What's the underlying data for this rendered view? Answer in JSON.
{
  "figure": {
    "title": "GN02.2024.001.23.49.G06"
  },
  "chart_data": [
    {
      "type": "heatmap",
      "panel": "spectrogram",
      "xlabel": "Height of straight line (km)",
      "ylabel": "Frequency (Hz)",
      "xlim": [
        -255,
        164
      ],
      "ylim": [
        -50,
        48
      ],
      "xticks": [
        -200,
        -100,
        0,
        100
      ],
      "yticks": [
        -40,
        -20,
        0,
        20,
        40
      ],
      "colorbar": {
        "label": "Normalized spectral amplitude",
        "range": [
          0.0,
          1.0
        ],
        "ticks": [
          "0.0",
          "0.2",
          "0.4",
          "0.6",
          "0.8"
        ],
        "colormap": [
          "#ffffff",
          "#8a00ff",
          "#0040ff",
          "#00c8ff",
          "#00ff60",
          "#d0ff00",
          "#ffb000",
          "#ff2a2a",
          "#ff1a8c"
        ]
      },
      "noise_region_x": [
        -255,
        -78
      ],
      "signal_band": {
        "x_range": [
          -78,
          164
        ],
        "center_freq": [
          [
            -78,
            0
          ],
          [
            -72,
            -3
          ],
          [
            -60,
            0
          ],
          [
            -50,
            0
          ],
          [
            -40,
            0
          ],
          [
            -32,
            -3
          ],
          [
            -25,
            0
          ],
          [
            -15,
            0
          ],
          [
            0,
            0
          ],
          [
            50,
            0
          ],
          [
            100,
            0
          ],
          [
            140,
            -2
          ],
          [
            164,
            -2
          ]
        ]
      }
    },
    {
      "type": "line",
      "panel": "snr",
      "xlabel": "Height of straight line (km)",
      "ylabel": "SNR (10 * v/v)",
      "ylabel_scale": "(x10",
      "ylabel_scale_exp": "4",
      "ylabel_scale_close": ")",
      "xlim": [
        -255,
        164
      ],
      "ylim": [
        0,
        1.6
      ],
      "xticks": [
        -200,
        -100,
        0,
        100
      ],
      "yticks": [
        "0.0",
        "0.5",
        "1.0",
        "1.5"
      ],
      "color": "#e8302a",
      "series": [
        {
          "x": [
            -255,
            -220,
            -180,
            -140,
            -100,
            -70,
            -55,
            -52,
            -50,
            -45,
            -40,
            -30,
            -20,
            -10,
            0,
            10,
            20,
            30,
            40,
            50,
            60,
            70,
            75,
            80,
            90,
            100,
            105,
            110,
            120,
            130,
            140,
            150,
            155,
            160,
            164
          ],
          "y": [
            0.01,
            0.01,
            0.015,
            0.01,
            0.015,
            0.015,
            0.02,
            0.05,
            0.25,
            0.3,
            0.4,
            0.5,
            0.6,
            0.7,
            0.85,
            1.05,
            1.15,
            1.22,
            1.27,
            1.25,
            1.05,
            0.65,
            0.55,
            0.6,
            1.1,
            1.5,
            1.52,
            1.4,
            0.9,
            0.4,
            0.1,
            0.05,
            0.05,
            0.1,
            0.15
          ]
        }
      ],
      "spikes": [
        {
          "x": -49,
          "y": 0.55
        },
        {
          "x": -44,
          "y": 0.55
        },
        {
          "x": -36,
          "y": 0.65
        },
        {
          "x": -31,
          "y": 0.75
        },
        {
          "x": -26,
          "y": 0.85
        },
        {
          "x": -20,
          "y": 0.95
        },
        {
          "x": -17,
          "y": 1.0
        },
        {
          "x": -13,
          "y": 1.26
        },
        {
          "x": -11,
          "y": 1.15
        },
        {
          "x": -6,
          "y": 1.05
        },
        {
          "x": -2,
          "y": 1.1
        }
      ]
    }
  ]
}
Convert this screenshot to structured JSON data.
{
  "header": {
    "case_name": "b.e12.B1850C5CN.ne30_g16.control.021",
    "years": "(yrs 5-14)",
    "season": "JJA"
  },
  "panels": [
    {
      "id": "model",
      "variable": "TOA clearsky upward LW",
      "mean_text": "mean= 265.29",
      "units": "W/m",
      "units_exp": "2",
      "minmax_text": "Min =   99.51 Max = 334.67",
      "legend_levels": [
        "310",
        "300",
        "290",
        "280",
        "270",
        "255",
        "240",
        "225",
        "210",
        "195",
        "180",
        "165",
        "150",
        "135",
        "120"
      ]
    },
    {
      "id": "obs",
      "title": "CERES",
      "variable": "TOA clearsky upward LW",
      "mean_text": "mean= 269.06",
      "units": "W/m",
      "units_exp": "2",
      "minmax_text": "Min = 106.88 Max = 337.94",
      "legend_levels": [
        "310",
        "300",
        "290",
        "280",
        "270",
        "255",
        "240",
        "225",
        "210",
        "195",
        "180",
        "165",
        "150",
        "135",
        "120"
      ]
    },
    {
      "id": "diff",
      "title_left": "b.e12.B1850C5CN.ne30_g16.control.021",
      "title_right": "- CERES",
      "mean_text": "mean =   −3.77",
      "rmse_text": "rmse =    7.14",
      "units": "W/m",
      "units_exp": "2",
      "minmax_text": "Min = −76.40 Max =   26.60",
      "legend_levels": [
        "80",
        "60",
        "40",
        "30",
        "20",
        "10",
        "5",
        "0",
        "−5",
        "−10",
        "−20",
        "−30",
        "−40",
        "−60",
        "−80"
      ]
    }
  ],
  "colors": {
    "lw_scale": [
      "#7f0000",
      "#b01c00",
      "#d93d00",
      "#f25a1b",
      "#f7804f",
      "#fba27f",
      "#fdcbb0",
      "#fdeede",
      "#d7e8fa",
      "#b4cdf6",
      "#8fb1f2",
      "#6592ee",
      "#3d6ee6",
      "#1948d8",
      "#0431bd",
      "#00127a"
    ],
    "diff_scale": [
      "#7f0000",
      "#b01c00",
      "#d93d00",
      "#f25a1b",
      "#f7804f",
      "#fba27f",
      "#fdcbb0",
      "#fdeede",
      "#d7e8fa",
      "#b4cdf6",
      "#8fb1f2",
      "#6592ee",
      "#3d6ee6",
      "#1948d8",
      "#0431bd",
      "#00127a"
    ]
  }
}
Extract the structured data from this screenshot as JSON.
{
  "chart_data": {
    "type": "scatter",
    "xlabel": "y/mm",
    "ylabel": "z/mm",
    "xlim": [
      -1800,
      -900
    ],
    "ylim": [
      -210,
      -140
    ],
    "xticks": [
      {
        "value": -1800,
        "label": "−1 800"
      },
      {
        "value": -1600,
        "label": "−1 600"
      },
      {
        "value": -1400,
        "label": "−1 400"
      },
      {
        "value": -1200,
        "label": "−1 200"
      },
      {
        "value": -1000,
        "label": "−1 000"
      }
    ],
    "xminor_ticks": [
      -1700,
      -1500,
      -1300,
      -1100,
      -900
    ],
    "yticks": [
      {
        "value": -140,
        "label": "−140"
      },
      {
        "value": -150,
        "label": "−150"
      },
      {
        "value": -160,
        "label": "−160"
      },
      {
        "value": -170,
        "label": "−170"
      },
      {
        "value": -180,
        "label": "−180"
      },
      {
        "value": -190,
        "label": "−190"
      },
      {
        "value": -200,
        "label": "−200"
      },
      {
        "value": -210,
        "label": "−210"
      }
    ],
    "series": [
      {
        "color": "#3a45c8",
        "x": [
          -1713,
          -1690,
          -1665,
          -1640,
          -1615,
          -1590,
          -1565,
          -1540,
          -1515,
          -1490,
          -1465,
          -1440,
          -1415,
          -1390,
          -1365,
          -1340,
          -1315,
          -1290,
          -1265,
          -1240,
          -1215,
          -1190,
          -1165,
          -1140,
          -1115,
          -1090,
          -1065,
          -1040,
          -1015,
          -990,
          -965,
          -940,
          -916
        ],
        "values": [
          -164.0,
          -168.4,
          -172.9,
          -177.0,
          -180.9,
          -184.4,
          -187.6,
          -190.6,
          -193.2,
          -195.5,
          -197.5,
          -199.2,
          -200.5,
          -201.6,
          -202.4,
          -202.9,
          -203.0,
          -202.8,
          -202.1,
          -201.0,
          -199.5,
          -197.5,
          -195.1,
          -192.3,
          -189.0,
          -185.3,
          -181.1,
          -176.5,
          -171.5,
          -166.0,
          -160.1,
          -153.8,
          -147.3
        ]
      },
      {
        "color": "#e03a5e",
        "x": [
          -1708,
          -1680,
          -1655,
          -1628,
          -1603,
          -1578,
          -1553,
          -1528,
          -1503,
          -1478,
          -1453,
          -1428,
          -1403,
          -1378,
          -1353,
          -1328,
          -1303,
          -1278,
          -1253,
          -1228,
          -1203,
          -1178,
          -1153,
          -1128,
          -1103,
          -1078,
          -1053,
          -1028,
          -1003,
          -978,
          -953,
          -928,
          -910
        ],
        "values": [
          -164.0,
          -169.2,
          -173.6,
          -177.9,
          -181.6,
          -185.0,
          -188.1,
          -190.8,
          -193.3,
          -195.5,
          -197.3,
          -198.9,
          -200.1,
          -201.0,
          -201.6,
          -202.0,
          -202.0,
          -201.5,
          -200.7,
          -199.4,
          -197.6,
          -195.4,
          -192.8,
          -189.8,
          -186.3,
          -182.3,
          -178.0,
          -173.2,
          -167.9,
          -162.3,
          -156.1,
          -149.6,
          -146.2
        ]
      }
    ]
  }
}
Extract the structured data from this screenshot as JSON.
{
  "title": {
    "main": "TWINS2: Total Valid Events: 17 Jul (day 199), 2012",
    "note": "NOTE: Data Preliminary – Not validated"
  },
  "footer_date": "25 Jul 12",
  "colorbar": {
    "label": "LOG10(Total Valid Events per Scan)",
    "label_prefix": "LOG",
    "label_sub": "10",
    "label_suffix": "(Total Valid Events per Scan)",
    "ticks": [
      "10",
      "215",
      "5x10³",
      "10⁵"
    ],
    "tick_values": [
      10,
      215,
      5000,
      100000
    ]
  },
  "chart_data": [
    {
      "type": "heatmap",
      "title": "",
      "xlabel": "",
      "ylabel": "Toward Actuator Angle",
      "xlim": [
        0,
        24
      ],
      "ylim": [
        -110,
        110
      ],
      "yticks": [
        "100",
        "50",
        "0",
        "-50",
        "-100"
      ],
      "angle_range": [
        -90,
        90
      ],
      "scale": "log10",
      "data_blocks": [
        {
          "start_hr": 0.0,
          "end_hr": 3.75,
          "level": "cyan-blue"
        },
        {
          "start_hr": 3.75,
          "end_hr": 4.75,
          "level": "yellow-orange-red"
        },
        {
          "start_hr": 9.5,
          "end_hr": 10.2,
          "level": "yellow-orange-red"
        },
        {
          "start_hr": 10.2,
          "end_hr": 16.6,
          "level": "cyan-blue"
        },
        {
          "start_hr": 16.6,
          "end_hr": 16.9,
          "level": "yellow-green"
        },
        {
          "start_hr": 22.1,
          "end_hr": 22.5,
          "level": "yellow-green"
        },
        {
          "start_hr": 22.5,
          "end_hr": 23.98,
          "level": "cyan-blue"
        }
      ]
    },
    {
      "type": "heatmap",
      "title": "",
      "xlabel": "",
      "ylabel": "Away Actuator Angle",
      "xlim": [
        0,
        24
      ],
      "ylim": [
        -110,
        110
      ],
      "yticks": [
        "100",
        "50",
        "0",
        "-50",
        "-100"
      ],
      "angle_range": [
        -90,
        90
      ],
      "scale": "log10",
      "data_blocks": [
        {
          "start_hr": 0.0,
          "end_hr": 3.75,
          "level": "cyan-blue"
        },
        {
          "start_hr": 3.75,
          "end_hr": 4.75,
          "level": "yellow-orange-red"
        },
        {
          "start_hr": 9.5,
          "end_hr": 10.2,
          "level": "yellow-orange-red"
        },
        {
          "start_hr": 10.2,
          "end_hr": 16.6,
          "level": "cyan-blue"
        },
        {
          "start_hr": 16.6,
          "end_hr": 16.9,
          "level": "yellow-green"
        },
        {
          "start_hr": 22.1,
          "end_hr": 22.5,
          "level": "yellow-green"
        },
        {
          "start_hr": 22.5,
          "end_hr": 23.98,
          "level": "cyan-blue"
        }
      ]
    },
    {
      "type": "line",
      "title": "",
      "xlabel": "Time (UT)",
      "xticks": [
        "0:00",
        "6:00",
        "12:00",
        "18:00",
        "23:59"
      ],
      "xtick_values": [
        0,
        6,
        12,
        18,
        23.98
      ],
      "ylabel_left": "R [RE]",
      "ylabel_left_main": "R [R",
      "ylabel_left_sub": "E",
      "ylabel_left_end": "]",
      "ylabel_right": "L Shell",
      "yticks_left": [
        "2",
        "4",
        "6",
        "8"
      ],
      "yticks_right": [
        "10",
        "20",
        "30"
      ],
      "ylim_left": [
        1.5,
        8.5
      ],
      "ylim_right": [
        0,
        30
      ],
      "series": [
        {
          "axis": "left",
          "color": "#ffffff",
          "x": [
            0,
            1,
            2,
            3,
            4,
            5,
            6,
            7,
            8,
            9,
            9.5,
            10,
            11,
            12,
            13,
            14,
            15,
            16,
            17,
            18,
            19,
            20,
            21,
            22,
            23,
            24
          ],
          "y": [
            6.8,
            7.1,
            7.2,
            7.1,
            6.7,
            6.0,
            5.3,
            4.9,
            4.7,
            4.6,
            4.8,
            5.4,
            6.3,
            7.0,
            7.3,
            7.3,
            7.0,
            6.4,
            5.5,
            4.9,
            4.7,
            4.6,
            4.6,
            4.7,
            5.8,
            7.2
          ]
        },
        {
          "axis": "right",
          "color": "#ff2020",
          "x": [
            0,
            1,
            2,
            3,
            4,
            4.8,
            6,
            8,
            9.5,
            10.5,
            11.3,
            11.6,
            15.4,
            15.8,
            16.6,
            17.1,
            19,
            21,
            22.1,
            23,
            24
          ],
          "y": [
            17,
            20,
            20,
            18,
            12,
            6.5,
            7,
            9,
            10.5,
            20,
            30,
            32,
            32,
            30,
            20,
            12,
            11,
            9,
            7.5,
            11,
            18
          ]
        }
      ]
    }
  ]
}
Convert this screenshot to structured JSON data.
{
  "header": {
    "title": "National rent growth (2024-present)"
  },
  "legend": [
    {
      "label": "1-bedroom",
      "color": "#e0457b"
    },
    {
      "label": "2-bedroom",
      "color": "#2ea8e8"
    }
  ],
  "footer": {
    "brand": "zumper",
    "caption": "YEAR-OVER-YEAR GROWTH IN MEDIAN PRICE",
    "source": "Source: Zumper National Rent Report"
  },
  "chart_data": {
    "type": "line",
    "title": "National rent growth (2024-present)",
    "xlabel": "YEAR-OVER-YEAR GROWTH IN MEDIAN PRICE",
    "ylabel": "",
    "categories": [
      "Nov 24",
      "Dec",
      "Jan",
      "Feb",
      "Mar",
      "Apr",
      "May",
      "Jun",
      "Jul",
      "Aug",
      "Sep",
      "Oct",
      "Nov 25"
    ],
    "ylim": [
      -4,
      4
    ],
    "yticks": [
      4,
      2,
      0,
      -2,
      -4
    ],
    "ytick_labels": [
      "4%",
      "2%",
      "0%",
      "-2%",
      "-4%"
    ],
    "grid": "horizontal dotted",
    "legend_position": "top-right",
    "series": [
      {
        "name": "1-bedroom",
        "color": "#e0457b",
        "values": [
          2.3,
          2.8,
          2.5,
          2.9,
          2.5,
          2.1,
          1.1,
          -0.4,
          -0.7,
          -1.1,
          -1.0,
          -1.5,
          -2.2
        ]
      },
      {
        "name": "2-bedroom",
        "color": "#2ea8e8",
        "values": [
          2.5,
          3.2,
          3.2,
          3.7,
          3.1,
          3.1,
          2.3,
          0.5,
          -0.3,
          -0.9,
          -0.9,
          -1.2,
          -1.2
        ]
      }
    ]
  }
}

= = = = =

◆ Goal
Collect the lines of the records that include the string "MEDIAN".

◆ Task response
    "caption": "YEAR-OVER-YEAR GROWTH IN MEDIAN PRICE",
    "xlabel": "YEAR-OVER-YEAR GROWTH IN MEDIAN PRICE",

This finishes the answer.